【わかる公益法人会計基準】貸借対照表の区分[注4]基本財産及び特定資産の表示について

テーマ:公益法人会計基準

 

こんにちは。東京都台東区上野・浅草で開業しているNPO専門の公認会計士・税理士事務所「アイケイ会計事務所」です。

 

公益社団・財団法人や公益認定を申請する一般社団・財団法人などは、公益法人会計基準に準拠して財務諸表を作成することが求められます。

公益法人会計基準について、同じNPO(非営利組織)の会計基準であるNPO法人会計基準と比較しながら、その特徴を分かりやすく解説します。

今日は、公益法人会計基準「貸借対照表の区分」[注4]基本財産及び特定資産の表示について見ていきたいと思います。

 

公益法人が基本財産または特定資産を有する場合は、固定資産を基本財産、特定資産、その他固定資産に区分します。

 

【公益法人会計基準】

公益法人会計基準は、昭和52年の制定後、平成16年会計基準で全面的な改正がなされ、平成20年会計基準は、公益法人制度改革関連三法の成立を受けて平成20年12月1日以降開始する事業年度から実施するものとされています。

 

【貸借対照表の区分】

公益法人会計基準(同注解)

NPO法人会計基準(同注解)

解説

[注4]基本財産及び特定資産の表示について
1 当該公益法人が基本財産又は特定資産を有する場合には、固定資産を基本財産、特定資産及びその他固定資産に区分するものとする。

2 寄付によって受け入れた資産で、その額が指定正味財産に計上されるものについては、基本財産又は特定資産の区分に記載するものとする。

3 当該公益法人が特定の目的のために預金、有価証券等を有する場合には、当該資産の保有目的を示す独立の科目をもって、貸借対照表上、特定資産の区分に記載するものとする。

### 抜粋データ

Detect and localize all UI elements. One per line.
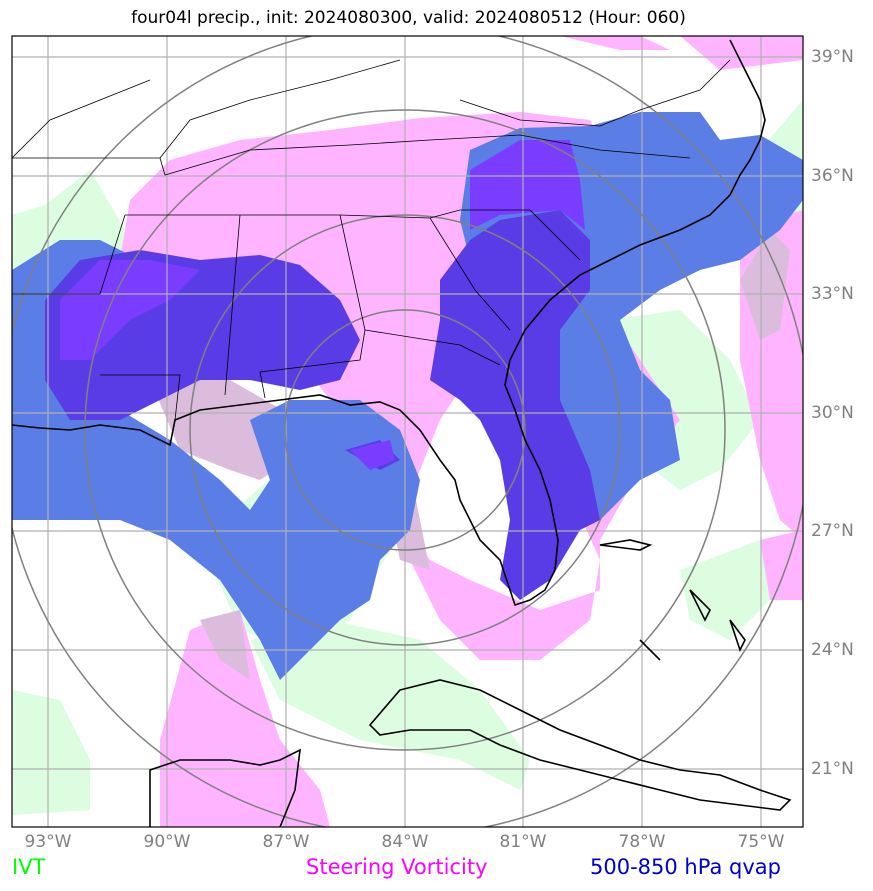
lat-label-21: 21°N — [811, 759, 854, 779]
plot-frame — [11, 35, 804, 828]
lat-label-27: 27°N — [811, 521, 854, 541]
legend-qvap: 500-850 hPa qvap — [590, 855, 781, 879]
lat-label-39: 39°N — [811, 47, 854, 67]
lat-label-24: 24°N — [811, 640, 854, 660]
map-title: four04l precip., init: 2024080300, valid… — [131, 8, 686, 28]
coastlines — [12, 39, 792, 827]
lon-label-78: 78°W — [618, 832, 666, 852]
lon-label-93: 93°W — [24, 832, 72, 852]
qvap-purple-field — [60, 140, 585, 470]
lon-label-84: 84°W — [381, 832, 429, 852]
lon-label-75: 75°W — [737, 832, 785, 852]
lat-label-30: 30°N — [811, 403, 854, 423]
lon-label-81: 81°W — [499, 832, 547, 852]
graticule — [12, 36, 803, 827]
lon-label-87: 87°W — [262, 832, 310, 852]
lat-label-36: 36°N — [811, 166, 854, 186]
legend-steering-vorticity: Steering Vorticity — [306, 855, 488, 879]
range-rings — [12, 36, 803, 827]
lon-label-90: 90°W — [143, 832, 191, 852]
state-borders — [12, 59, 731, 421]
lat-label-33: 33°N — [811, 284, 854, 304]
legend-ivt: IVT — [12, 855, 46, 879]
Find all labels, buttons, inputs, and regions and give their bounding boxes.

### 取り組む課題
(a) 公益法人会計基準の解説文によると、平成20年会計基準はいつ以降に開始する事業年度から実施されますか？
(b) 次の(i)〜(iii)は、公益法人会計基準の解説文の内容と合っていますか？それぞれ「はい」か「いいえ」で答え、判断の根拠となる箇所をそのまま引用してください。
(i) 公益法人会計基準は昭和52年に制定された。
(ii) 寄付によって受け入れた資産で、その額が指定正味財産に計上されるものは、その他固定資産の区分に記載する。
(iii) 公益法人が特定の目的のために預金を有する場合は、保有目的を示す独立の科目で特定資産の区分に記載する。
(c) 公益法人会計基準の解説文を、最後の文の後から書き進めてください。

### 最終結果
(a) 平成20年12月1日以降に開始する事業年度からです。

(b)
(i) はい。「公益法人会計基準は、昭和52年の制定後」
(ii) いいえ。「基本財産又は特定資産の区分に記載するものとする」
(iii) はい。「当該公益法人が特定の目的のために預金、有価証券等を有する場合には、当該資産の保有目的を示す独立の科目をもって、貸借対照表上、特定資産の区分に記載するものとする」

(c)
<特定資産>
13.特定の目的のために資産を有する場合には、流動資産の部又は固定資産の部において当該資産の保有目的を示す独立の科目で表示する。
公益法人が基本財産または特定資産を有する場合は、固定資産を「基本財産」、「特定資産」、「その他固定資産」に区分します。

基本財産とは、定款において基本財産と定められた資産をいいます。

特定資産とは、特定の目的のために使途、保有または運用方法などに制約がある資産をいいます。

その他固定資産は、基本財産、特定資産以外の固定資産をいいます。

寄付によって受け入れた資産で、その額が指定正味財産に計上されるものについては、基本財産又は特定資産の区分に記載するものとされています。
そのため、寄付によって受け入れた資産で指定正味財産に計上するものは、必ず基本財産特定資産のいずれかに充当されることになります。

基本財産及び特定資産への充当額については、貸借対照表の正味財産の部の「指定正味財産」及び「一般正味財産」のそれぞれについて、「基本財産への充当額」及び「特定資産への充当額」を内書きとして記載するものとされます。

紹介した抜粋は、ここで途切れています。